## [SOURCE]
──────
L'action engagée par la Société CHANTIERS MODERNES est fondée sur l'existence d'une faute commise par la SNCF qui dépasse les strictes limites de la procédure en cours devant le tribunal administratif ; en outre, l'appréciation de la faute résultant de la stratégie procédurale adoptée par la SNCF relève de la compétence judiciaire puisque l'exercice par la SNCF de sa faculté d'ester en justice ne ressort pas par nature d'une prérogative de puissance publique ; la saisine préalable d'un autre ordre de juridiction ne justifie pas à elle seule l'incompétence de la juridiction judiciaire saisie en second lieu, ce qui présuppose que le juge administratif serait effectivement compétent, or le juge judiciaire ne peut préjuger de la compétence du juge administratif ;

enfin, c'est à tort que le premier juge a retenu que le tribunal administratif se prononcerait, le cas échéant, sur la part de responsabilité incombant à chaque défenderesse appelée en la cause, alors que le juge administratif ne s'estime pas compétent pour apprécier la part de responsabilité de plusieurs coauteurs d'un dommage unis par un lien de droit privé et qu'un tel motif constitue un motif de fond impropre à justifier une décision d'incompétence.
──────
## [LISTE DES ITEMS]

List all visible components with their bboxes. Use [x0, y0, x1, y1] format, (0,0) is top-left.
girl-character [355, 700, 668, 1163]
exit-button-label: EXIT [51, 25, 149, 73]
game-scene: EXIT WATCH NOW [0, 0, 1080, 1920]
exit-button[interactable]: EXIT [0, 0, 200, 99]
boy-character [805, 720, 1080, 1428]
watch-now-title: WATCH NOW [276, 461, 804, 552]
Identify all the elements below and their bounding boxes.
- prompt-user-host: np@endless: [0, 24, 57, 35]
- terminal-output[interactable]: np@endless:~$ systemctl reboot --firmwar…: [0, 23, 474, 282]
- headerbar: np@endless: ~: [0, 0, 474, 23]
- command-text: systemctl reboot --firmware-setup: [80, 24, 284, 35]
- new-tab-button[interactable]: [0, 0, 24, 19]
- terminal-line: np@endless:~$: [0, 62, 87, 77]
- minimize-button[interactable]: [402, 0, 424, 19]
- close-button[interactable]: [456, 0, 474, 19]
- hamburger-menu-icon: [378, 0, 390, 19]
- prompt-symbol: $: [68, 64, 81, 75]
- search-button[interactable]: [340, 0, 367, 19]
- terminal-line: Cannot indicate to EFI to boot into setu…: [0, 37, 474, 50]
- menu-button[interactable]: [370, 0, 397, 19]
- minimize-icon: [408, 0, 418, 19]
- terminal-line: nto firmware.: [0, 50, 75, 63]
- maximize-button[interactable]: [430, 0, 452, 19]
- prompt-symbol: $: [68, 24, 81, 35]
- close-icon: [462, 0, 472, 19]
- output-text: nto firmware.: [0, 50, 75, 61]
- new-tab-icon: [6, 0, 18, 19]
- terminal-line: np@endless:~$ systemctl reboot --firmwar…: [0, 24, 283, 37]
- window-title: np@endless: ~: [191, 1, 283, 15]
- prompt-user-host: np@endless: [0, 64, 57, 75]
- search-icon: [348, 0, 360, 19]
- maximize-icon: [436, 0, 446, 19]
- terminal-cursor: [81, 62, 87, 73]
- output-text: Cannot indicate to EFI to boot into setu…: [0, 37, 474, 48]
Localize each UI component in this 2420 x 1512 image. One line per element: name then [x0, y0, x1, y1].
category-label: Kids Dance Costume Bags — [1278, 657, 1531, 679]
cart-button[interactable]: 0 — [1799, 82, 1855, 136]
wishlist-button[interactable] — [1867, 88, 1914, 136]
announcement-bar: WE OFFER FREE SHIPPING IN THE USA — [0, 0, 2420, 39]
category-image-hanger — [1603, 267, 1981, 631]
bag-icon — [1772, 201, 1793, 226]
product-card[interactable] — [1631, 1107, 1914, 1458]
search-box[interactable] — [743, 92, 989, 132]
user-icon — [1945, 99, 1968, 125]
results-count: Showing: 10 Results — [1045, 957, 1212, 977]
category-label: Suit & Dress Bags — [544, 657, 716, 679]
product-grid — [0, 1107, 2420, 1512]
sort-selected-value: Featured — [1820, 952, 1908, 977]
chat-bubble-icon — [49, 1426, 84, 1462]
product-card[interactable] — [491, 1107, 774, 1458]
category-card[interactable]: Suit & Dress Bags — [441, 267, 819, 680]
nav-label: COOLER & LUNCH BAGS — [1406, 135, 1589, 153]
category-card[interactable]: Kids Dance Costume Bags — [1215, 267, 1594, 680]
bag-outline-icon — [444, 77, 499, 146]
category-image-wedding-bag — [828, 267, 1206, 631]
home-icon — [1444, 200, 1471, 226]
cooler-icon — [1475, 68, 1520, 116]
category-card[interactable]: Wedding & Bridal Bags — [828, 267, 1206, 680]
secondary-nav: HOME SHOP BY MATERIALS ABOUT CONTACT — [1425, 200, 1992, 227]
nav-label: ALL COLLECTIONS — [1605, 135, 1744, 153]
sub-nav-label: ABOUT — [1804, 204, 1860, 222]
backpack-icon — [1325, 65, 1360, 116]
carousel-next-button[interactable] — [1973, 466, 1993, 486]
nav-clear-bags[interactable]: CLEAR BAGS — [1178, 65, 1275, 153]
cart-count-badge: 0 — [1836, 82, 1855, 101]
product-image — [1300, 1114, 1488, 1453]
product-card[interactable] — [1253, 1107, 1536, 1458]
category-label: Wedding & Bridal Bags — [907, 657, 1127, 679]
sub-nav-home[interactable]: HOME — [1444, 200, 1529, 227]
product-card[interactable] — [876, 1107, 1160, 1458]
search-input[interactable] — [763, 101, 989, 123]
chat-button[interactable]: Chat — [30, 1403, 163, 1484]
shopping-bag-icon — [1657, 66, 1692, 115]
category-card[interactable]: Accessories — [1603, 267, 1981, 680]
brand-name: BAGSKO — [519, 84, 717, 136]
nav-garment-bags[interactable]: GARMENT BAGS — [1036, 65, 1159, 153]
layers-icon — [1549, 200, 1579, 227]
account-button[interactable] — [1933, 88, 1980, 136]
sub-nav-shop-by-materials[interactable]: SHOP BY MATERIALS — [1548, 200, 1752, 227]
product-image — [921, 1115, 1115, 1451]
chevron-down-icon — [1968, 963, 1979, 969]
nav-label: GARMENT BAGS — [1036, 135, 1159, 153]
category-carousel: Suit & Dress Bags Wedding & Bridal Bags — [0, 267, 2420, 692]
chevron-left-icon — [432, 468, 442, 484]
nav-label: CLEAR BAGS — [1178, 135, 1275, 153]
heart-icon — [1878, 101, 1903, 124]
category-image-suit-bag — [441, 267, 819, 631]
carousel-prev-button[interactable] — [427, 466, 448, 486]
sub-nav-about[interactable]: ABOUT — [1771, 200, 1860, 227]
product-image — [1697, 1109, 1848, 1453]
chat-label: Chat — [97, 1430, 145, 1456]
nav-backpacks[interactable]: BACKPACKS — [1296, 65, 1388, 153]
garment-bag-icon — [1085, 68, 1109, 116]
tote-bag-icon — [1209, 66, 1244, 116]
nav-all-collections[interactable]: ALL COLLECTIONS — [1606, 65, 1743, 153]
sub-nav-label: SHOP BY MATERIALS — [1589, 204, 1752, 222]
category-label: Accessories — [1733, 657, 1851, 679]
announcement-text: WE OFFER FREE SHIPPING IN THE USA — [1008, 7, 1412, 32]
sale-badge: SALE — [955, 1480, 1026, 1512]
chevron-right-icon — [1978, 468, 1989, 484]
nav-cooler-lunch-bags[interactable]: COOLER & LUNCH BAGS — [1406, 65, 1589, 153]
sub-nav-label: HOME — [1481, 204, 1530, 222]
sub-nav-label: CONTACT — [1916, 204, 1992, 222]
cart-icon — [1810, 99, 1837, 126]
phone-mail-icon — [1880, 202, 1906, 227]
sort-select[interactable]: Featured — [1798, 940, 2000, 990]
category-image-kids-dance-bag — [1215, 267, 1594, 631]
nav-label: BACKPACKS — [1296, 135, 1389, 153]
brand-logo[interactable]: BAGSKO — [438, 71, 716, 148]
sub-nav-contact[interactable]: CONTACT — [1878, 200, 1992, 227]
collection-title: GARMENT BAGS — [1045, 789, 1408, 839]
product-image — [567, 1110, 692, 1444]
──────
Recopiez intégralement le texte de la source, sans y apporter la moindre modification.

L'action engagée par la Société CHANTIERS MODERNES est fondée sur l'existence d'une faute commise par la SNCF qui dépasse les strictes limites de la procédure en cours devant le tribunal administratif ; en outre, l'appréciation de la faute résultant de la stratégie procédurale adoptée par la SNCF relève de la compétence judiciaire puisque l'exercice par la SNCF de sa faculté d'ester en justice ne ressort pas par nature d'une prérogative de puissance publique ; la saisine préalable d'un autre ordre de juridiction ne justifie pas à elle seule l'incompétence de la juridiction judiciaire saisie en second lieu, ce qui présuppose que le juge administratif serait effectivement compétent, or le juge judiciaire ne peut préjuger de la compétence du juge administratif ;

enfin, c'est à tort que le premier juge a retenu que le tribunal administratif se prononcerait, le cas échéant, sur la part de responsabilité incombant à chaque défenderesse appelée en la cause, alors que le juge administratif ne s'estime pas compétent pour apprécier la part de responsabilité de plusieurs coauteurs d'un dommage unis par un lien de droit privé et qu'un tel motif constitue un motif de fond impropre à justifier une décision d'incompétence.